▶ _What you are asked to do_: Whenever a line contains the string "below", copy it out of the entries.
[START OF Given data]
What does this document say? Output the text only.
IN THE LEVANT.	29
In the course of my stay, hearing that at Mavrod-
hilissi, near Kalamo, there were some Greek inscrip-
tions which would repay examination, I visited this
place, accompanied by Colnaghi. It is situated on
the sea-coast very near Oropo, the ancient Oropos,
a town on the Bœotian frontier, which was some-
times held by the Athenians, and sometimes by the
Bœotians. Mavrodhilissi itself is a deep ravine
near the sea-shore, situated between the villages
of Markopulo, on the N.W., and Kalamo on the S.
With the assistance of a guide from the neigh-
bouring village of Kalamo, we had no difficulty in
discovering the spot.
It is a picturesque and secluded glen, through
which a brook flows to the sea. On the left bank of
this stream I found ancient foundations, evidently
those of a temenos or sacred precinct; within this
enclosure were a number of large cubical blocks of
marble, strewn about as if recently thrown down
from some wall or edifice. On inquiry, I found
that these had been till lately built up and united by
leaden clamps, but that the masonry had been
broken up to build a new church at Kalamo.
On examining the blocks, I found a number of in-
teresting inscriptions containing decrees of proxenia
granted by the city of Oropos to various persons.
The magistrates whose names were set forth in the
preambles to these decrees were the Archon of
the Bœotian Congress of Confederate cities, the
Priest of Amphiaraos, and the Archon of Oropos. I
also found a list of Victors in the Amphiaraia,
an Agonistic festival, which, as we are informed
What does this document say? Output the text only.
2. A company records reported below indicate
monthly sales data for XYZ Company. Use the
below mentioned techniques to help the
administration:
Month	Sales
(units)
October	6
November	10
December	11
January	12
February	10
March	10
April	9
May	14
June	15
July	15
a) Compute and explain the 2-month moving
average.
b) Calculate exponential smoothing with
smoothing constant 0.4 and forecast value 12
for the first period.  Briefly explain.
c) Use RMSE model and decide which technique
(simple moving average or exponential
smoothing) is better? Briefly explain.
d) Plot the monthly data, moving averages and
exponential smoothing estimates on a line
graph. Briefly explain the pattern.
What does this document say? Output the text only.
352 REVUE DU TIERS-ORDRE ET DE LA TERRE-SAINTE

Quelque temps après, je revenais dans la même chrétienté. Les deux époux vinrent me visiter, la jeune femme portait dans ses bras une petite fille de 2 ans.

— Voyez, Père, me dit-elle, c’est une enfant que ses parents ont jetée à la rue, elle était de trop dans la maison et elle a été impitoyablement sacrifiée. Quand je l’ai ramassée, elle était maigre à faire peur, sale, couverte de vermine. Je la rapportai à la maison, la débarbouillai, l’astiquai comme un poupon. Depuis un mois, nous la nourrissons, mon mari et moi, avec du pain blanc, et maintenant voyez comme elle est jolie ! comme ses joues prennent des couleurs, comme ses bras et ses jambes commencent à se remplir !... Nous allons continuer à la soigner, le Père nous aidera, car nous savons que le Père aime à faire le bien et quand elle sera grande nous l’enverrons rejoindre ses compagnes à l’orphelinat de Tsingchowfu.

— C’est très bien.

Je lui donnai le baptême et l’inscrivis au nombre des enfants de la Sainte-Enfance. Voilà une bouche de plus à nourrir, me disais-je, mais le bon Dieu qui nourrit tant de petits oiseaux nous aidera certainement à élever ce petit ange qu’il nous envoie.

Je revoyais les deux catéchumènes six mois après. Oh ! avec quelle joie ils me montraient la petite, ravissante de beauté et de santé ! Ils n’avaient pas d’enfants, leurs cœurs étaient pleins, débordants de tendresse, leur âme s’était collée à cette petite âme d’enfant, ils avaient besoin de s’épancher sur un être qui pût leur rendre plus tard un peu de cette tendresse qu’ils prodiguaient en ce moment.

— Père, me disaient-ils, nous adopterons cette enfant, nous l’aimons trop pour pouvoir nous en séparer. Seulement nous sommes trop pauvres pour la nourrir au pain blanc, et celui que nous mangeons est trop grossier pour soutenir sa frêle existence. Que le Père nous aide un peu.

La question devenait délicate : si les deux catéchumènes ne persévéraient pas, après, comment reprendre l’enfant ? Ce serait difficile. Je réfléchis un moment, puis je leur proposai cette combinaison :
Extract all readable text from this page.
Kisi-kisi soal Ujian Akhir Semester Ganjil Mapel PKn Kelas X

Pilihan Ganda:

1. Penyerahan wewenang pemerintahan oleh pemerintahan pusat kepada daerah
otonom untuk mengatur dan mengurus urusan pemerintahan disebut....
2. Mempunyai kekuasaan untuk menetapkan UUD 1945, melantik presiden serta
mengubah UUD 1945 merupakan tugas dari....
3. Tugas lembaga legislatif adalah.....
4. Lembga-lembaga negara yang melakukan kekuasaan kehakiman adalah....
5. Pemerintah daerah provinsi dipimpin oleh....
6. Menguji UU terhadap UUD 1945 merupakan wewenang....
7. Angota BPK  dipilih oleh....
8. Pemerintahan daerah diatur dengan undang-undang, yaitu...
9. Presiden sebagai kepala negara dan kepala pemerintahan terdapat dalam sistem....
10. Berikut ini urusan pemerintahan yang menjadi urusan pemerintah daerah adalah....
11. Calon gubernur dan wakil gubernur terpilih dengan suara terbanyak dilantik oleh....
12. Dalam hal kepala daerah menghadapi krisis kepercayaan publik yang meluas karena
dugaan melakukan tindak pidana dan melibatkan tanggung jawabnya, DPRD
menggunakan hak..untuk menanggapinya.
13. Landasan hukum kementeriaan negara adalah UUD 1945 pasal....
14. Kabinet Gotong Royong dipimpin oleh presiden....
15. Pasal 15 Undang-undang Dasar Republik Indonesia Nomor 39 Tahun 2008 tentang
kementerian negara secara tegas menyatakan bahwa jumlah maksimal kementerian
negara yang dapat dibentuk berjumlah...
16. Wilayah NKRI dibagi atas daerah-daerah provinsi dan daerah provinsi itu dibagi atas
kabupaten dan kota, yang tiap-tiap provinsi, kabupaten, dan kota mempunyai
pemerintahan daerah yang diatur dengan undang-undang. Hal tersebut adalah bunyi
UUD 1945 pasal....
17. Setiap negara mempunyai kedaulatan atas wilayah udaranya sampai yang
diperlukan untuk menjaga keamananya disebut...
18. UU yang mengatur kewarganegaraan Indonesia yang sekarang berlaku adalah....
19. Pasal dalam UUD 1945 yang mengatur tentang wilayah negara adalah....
[END OF Given data]
▶ _Reply to the task_:
2. A company records reported below indicate
below mentioned techniques to help the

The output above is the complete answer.